Quote the records below in full, exactly as given, with the images taken out.

STORED DATA>
========
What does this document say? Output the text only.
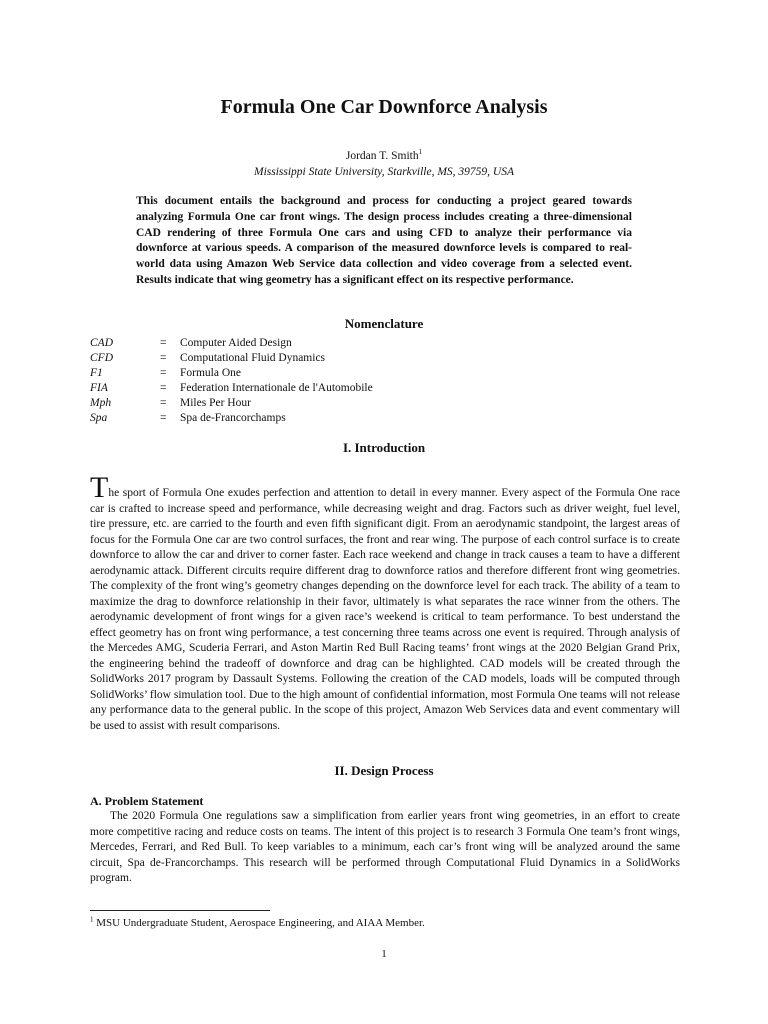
Formula One Car Downforce Analysis
Jordan T. Smith$^1$
Mississippi State University, Starkville, MS, 39759, USA

This document entails the background and process for conducting a project geared towards analyzing Formula One car front wings. The design process includes creating a three-dimensional CAD rendering of three Formula One cars and using CFD to analyze their performance via downforce at various speeds. A comparison of the measured downforce levels is compared to real-world data using Amazon Web Service data collection and video coverage from a selected event. Results indicate that wing geometry has a significant effect on its respective performance.

Nomenclature
CAD	=	Computer Aided Design
CFD	=	Computational Fluid Dynamics
F1	=	Formula One
FIA	=	Federation Internationale de l'Automobile
Mph	=	Miles Per Hour
Spa	=	Spa de-Francorchamps
I. Introduction

The sport of Formula One exudes perfection and attention to detail in every manner. Every aspect of the Formula One race car is crafted to increase speed and performance, while decreasing weight and drag. Factors such as driver weight, fuel level, tire pressure, etc. are carried to the fourth and even fifth significant digit. From an aerodynamic standpoint, the largest areas of focus for the Formula One car are two control surfaces, the front and rear wing. The purpose of each control surface is to create downforce to allow the car and driver to corner faster. Each race weekend and change in track causes a team to have a different aerodynamic attack. Different circuits require different drag to downforce ratios and therefore different front wing geometries. The complexity of the front wing’s geometry changes depending on the downforce level for each track. The ability of a team to maximize the drag to downforce relationship in their favor, ultimately is what separates the race winner from the others. The aerodynamic development of front wings for a given race’s weekend is critical to team performance. To best understand the effect geometry has on front wing performance, a test concerning three teams across one event is required. Through analysis of the Mercedes AMG, Scuderia Ferrari, and Aston Martin Red Bull Racing teams’ front wings at the 2020 Belgian Grand Prix, the engineering behind the tradeoff of downforce and drag can be highlighted. CAD models will be created through the SolidWorks 2017 program by Dassault Systems. Following the creation of the CAD models, loads will be computed through SolidWorks’ flow simulation tool. Due to the high amount of confidential information, most Formula One teams will not release any performance data to the general public. In the scope of this project, Amazon Web Services data and event commentary will be used to assist with result comparisons.

II. Design Process
A. Problem Statement

The 2020 Formula One regulations saw a simplification from earlier years front wing geometries, in an effort to create more competitive racing and reduce costs on teams. The intent of this project is to research 3 Formula One team’s front wings, Mercedes, Ferrari, and Red Bull. To keep variables to a minimum, each car’s front wing will be analyzed around the same circuit, Spa de-Francorchamps. This research will be performed through Computational Fluid Dynamics in a SolidWorks program.

$^1$ MSU Undergraduate Student, Aerospace Engineering, and AIAA Member.
1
========
ANSWER TO THIS PROBLEM>
What does this document say? Output the text only.
Formula One Car Downforce Analysis
Jordan T. Smith$^1$
Mississippi State University, Starkville, MS, 39759, USA

This document entails the background and process for conducting a project geared towards analyzing Formula One car front wings. The design process includes creating a three-dimensional CAD rendering of three Formula One cars and using CFD to analyze their performance via downforce at various speeds. A comparison of the measured downforce levels is compared to real-world data using Amazon Web Service data collection and video coverage from a selected event. Results indicate that wing geometry has a significant effect on its respective performance.

Nomenclature
CAD	=	Computer Aided Design
CFD	=	Computational Fluid Dynamics
F1	=	Formula One
FIA	=	Federation Internationale de l'Automobile
Mph	=	Miles Per Hour
Spa	=	Spa de-Francorchamps
I. Introduction

The sport of Formula One exudes perfection and attention to detail in every manner. Every aspect of the Formula One race car is crafted to increase speed and performance, while decreasing weight and drag. Factors such as driver weight, fuel level, tire pressure, etc. are carried to the fourth and even fifth significant digit. From an aerodynamic standpoint, the largest areas of focus for the Formula One car are two control surfaces, the front and rear wing. The purpose of each control surface is to create downforce to allow the car and driver to corner faster. Each race weekend and change in track causes a team to have a different aerodynamic attack. Different circuits require different drag to downforce ratios and therefore different front wing geometries. The complexity of the front wing’s geometry changes depending on the downforce level for each track. The ability of a team to maximize the drag to downforce relationship in their favor, ultimately is what separates the race winner from the others. The aerodynamic development of front wings for a given race’s weekend is critical to team performance. To best understand the effect geometry has on front wing performance, a test concerning three teams across one event is required. Through analysis of the Mercedes AMG, Scuderia Ferrari, and Aston Martin Red Bull Racing teams’ front wings at the 2020 Belgian Grand Prix, the engineering behind the tradeoff of downforce and drag can be highlighted. CAD models will be created through the SolidWorks 2017 program by Dassault Systems. Following the creation of the CAD models, loads will be computed through SolidWorks’ flow simulation tool. Due to the high amount of confidential information, most Formula One teams will not release any performance data to the general public. In the scope of this project, Amazon Web Services data and event commentary will be used to assist with result comparisons.

II. Design Process
A. Problem Statement

The 2020 Formula One regulations saw a simplification from earlier years front wing geometries, in an effort to create more competitive racing and reduce costs on teams. The intent of this project is to research 3 Formula One team’s front wings, Mercedes, Ferrari, and Red Bull. To keep variables to a minimum, each car’s front wing will be analyzed around the same circuit, Spa de-Francorchamps. This research will be performed through Computational Fluid Dynamics in a SolidWorks program.

$^1$ MSU Undergraduate Student, Aerospace Engineering, and AIAA Member.
1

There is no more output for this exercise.